__Given information__:
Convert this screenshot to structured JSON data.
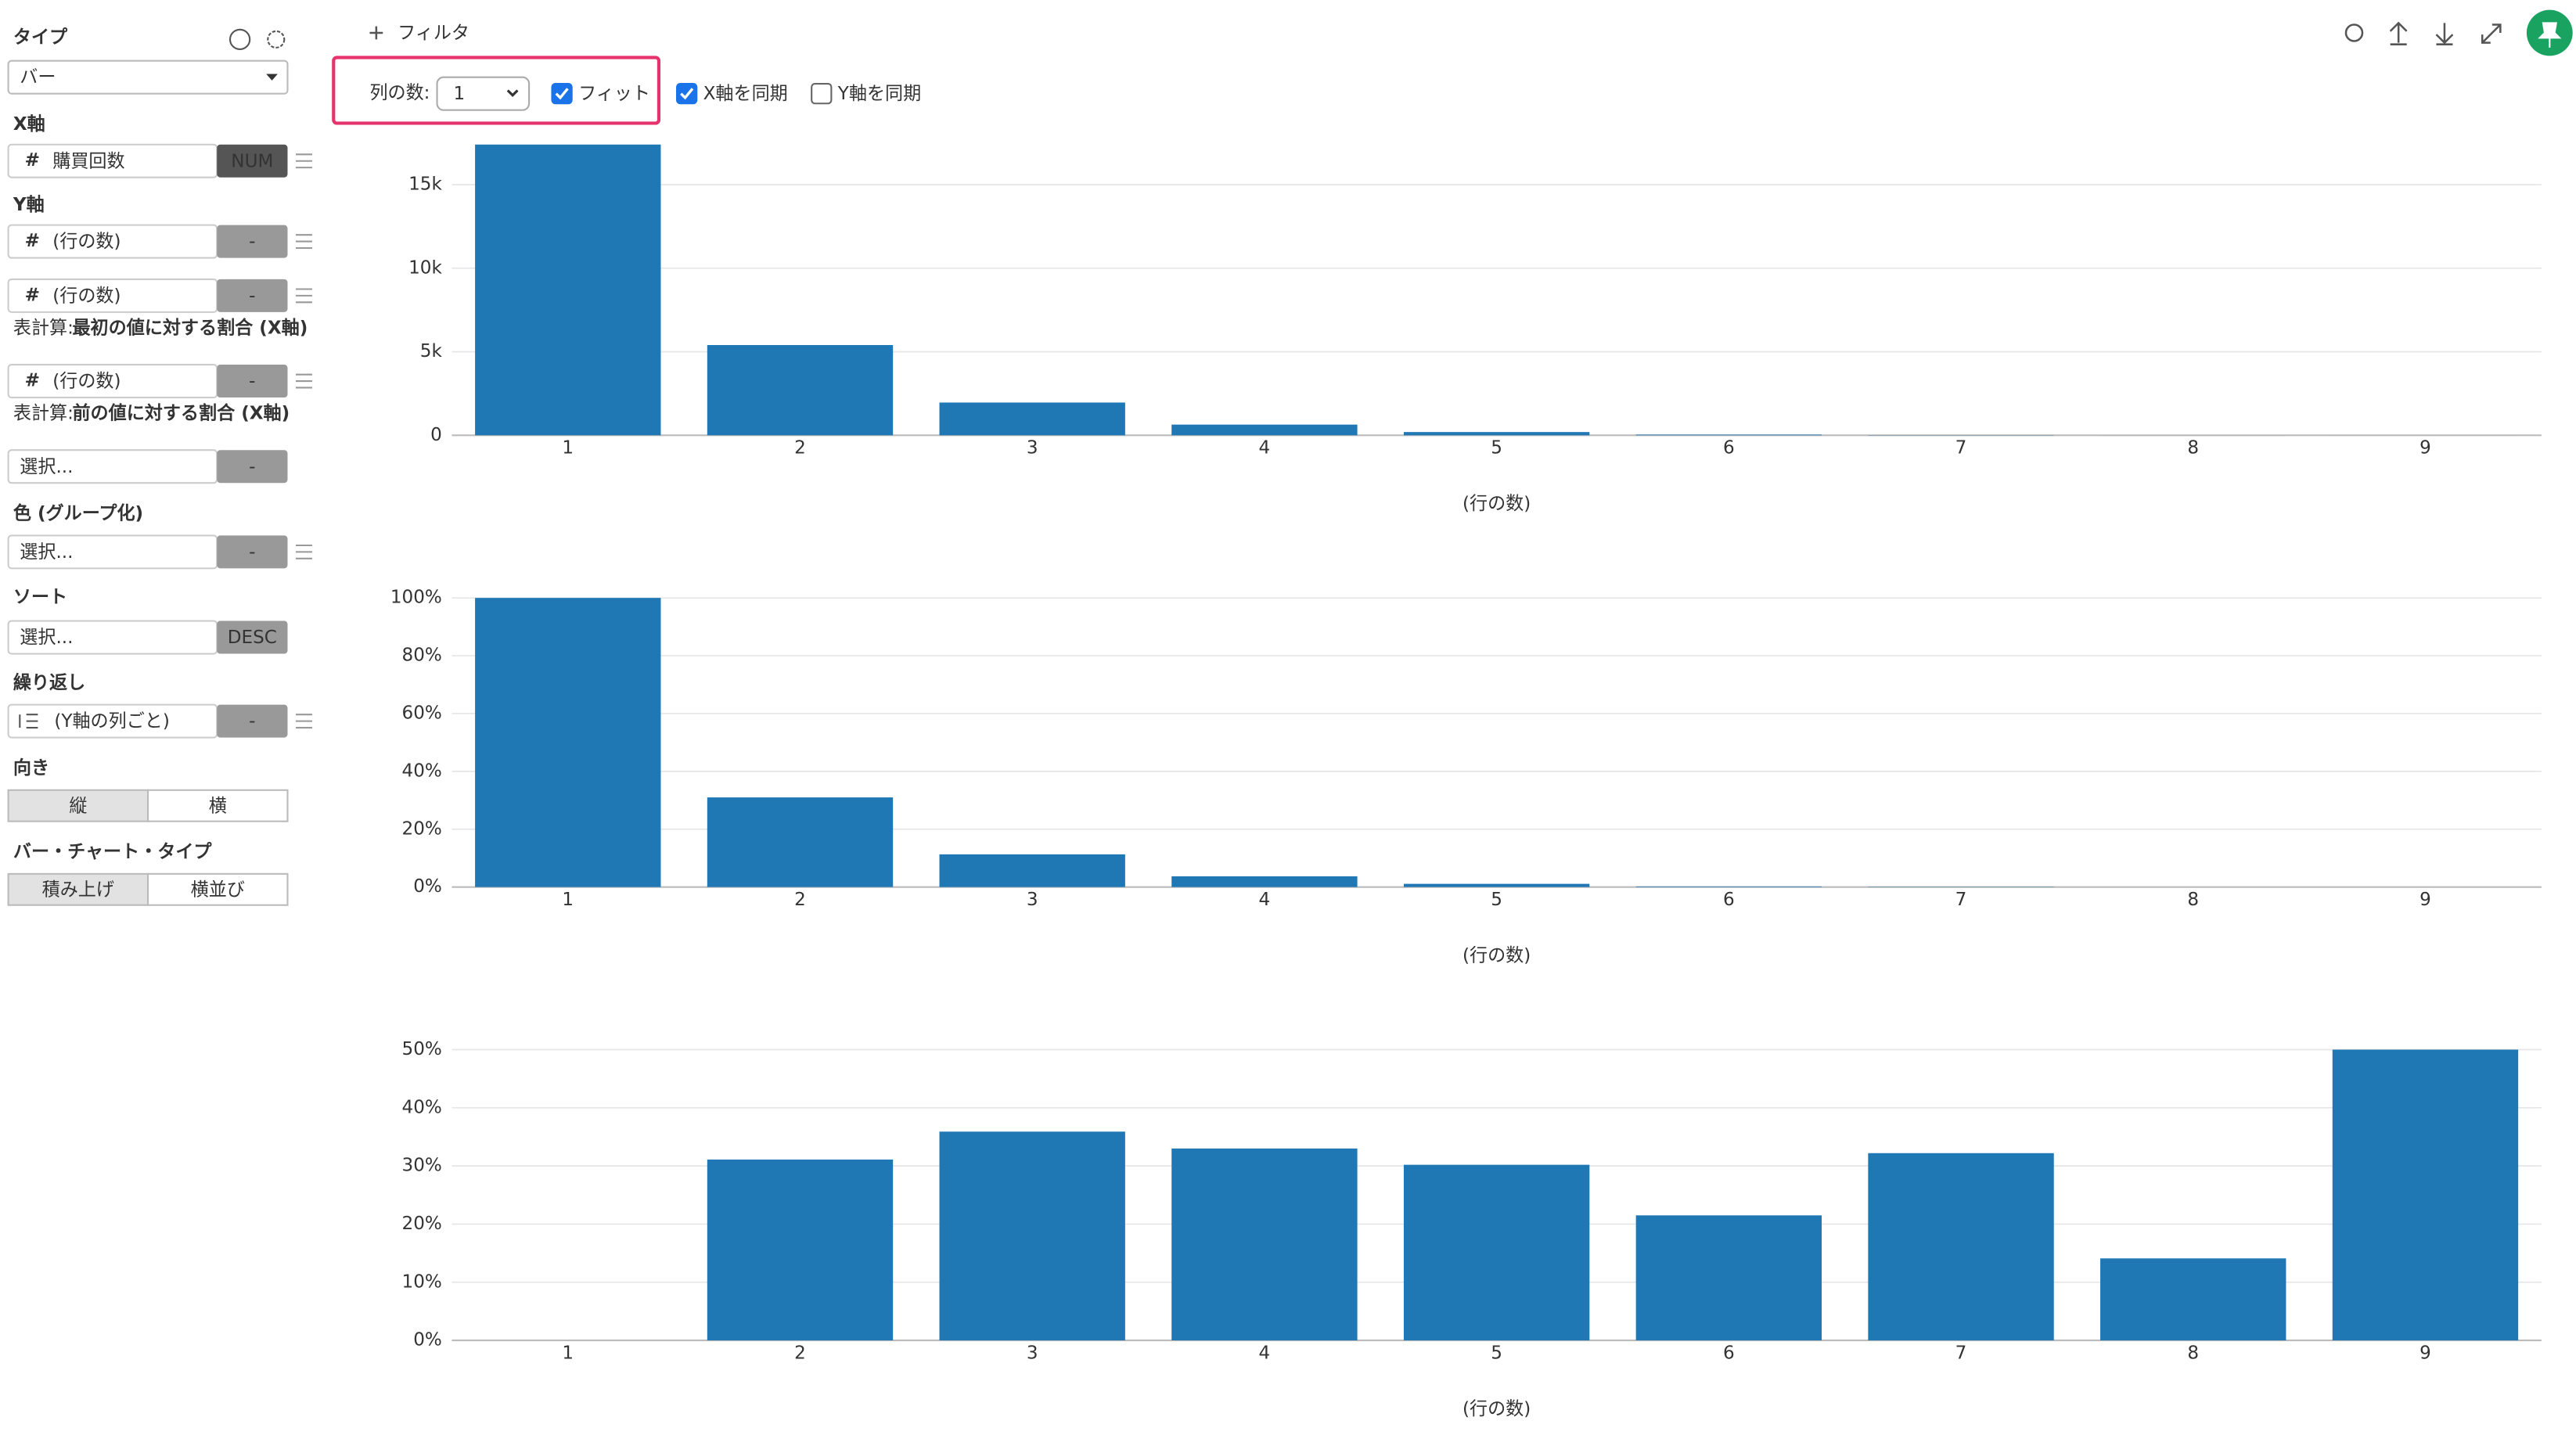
{
  "sidebar": {
    "type": {
      "label": "タイプ",
      "value": "バー"
    },
    "x_axis": {
      "label": "X軸",
      "icon": "#",
      "field": "購買回数",
      "badge": "NUM"
    },
    "y_axis": {
      "label": "Y軸",
      "fields": [
        {
          "icon": "#",
          "field": "(行の数)",
          "badge": "-"
        },
        {
          "icon": "#",
          "field": "(行の数)",
          "badge": "-",
          "calc_prefix": "表計算:",
          "calc": "最初の値に対する割合 (X軸)"
        },
        {
          "icon": "#",
          "field": "(行の数)",
          "badge": "-",
          "calc_prefix": "表計算:",
          "calc": "前の値に対する割合 (X軸)"
        },
        {
          "field": "選択...",
          "badge": "-"
        }
      ]
    },
    "color": {
      "label": "色 (グループ化)",
      "field": "選択...",
      "badge": "-"
    },
    "sort": {
      "label": "ソート",
      "placeholder": "選択...",
      "badge": "DESC"
    },
    "repeat": {
      "label": "繰り返し",
      "field": "(Y軸の列ごと)",
      "badge": "-"
    },
    "orientation": {
      "label": "向き",
      "options": [
        "縦",
        "横"
      ]
    },
    "bar_type": {
      "label": "バー・チャート・タイプ",
      "options": [
        "積み上げ",
        "横並び"
      ]
    }
  },
  "toolbar": {
    "filter": "フィルタ",
    "columns_label": "列の数:",
    "columns_value": "1",
    "fit": "フィット",
    "sync_x": "X軸を同期",
    "sync_y": "Y軸を同期"
  },
  "chart_data": [
    {
      "type": "bar",
      "x_label": "(行の数)",
      "color": "#1f77b4",
      "grid": true,
      "categories": [
        "1",
        "2",
        "3",
        "4",
        "5",
        "6",
        "7",
        "8",
        "9"
      ],
      "values": [
        17400,
        5400,
        1960,
        640,
        195,
        42,
        14,
        2,
        1
      ],
      "ylim": [
        0,
        17400
      ],
      "yticks": [
        0,
        {
          "value": 5000,
          "label": "5k"
        },
        {
          "value": 10000,
          "label": "10k"
        },
        {
          "value": 15000,
          "label": "15k"
        }
      ]
    },
    {
      "type": "bar",
      "x_label": "(行の数)",
      "color": "#1f77b4",
      "grid": true,
      "categories": [
        "1",
        "2",
        "3",
        "4",
        "5",
        "6",
        "7",
        "8",
        "9"
      ],
      "values": [
        100,
        31,
        11.3,
        3.7,
        1.1,
        0.2,
        0.1,
        0,
        0
      ],
      "ylim": [
        0,
        100
      ],
      "yticks": [
        {
          "value": 0,
          "label": "0%"
        },
        {
          "value": 20,
          "label": "20%"
        },
        {
          "value": 40,
          "label": "40%"
        },
        {
          "value": 60,
          "label": "60%"
        },
        {
          "value": 80,
          "label": "80%"
        },
        {
          "value": 100,
          "label": "100%"
        }
      ]
    },
    {
      "type": "bar",
      "x_label": "(行の数)",
      "color": "#1f77b4",
      "grid": true,
      "categories": [
        "1",
        "2",
        "3",
        "4",
        "5",
        "6",
        "7",
        "8",
        "9"
      ],
      "values": [
        null,
        31.1,
        35.9,
        33,
        30.2,
        21.5,
        32.2,
        14.1,
        50
      ],
      "ylim": [
        0,
        50
      ],
      "yticks": [
        {
          "value": 0,
          "label": "0%"
        },
        {
          "value": 10,
          "label": "10%"
        },
        {
          "value": 20,
          "label": "20%"
        },
        {
          "value": 30,
          "label": "30%"
        },
        {
          "value": 40,
          "label": "40%"
        },
        {
          "value": 50,
          "label": "50%"
        }
      ]
    }
  ]
}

__Given instruction__:
Give every line above again exactly, with no pictures.

__Exercise response__:
Convert this screenshot to structured JSON data.
{
  "sidebar": {
    "type": {
      "label": "タイプ",
      "value": "バー"
    },
    "x_axis": {
      "label": "X軸",
      "icon": "#",
      "field": "購買回数",
      "badge": "NUM"
    },
    "y_axis": {
      "label": "Y軸",
      "fields": [
        {
          "icon": "#",
          "field": "(行の数)",
          "badge": "-"
        },
        {
          "icon": "#",
          "field": "(行の数)",
          "badge": "-",
          "calc_prefix": "表計算:",
          "calc": "最初の値に対する割合 (X軸)"
        },
        {
          "icon": "#",
          "field": "(行の数)",
          "badge": "-",
          "calc_prefix": "表計算:",
          "calc": "前の値に対する割合 (X軸)"
        },
        {
          "field": "選択...",
          "badge": "-"
        }
      ]
    },
    "color": {
      "label": "色 (グループ化)",
      "field": "選択...",
      "badge": "-"
    },
    "sort": {
      "label": "ソート",
      "placeholder": "選択...",
      "badge": "DESC"
    },
    "repeat": {
      "label": "繰り返し",
      "field": "(Y軸の列ごと)",
      "badge": "-"
    },
    "orientation": {
      "label": "向き",
      "options": [
        "縦",
        "横"
      ]
    },
    "bar_type": {
      "label": "バー・チャート・タイプ",
      "options": [
        "積み上げ",
        "横並び"
      ]
    }
  },
  "toolbar": {
    "filter": "フィルタ",
    "columns_label": "列の数:",
    "columns_value": "1",
    "fit": "フィット",
    "sync_x": "X軸を同期",
    "sync_y": "Y軸を同期"
  },
  "chart_data": [
    {
      "type": "bar",
      "x_label": "(行の数)",
      "color": "#1f77b4",
      "grid": true,
      "categories": [
        "1",
        "2",
        "3",
        "4",
        "5",
        "6",
        "7",
        "8",
        "9"
      ],
      "values": [
        17400,
        5400,
        1960,
        640,
        195,
        42,
        14,
        2,
        1
      ],
      "ylim": [
        0,
        17400
      ],
      "yticks": [
        0,
        {
          "value": 5000,
          "label": "5k"
        },
        {
          "value": 10000,
          "label": "10k"
        },
        {
          "value": 15000,
          "label": "15k"
        }
      ]
    },
    {
      "type": "bar",
      "x_label": "(行の数)",
      "color": "#1f77b4",
      "grid": true,
      "categories": [
        "1",
        "2",
        "3",
        "4",
        "5",
        "6",
        "7",
        "8",
        "9"
      ],
      "values": [
        100,
        31,
        11.3,
        3.7,
        1.1,
        0.2,
        0.1,
        0,
        0
      ],
      "ylim": [
        0,
        100
      ],
      "yticks": [
        {
          "value": 0,
          "label": "0%"
        },
        {
          "value": 20,
          "label": "20%"
        },
        {
          "value": 40,
          "label": "40%"
        },
        {
          "value": 60,
          "label": "60%"
        },
        {
          "value": 80,
          "label": "80%"
        },
        {
          "value": 100,
          "label": "100%"
        }
      ]
    },
    {
      "type": "bar",
      "x_label": "(行の数)",
      "color": "#1f77b4",
      "grid": true,
      "categories": [
        "1",
        "2",
        "3",
        "4",
        "5",
        "6",
        "7",
        "8",
        "9"
      ],
      "values": [
        null,
        31.1,
        35.9,
        33,
        30.2,
        21.5,
        32.2,
        14.1,
        50
      ],
      "ylim": [
        0,
        50
      ],
      "yticks": [
        {
          "value": 0,
          "label": "0%"
        },
        {
          "value": 10,
          "label": "10%"
        },
        {
          "value": 20,
          "label": "20%"
        },
        {
          "value": 30,
          "label": "30%"
        },
        {
          "value": 40,
          "label": "40%"
        },
        {
          "value": 50,
          "label": "50%"
        }
      ]
    }
  ]
}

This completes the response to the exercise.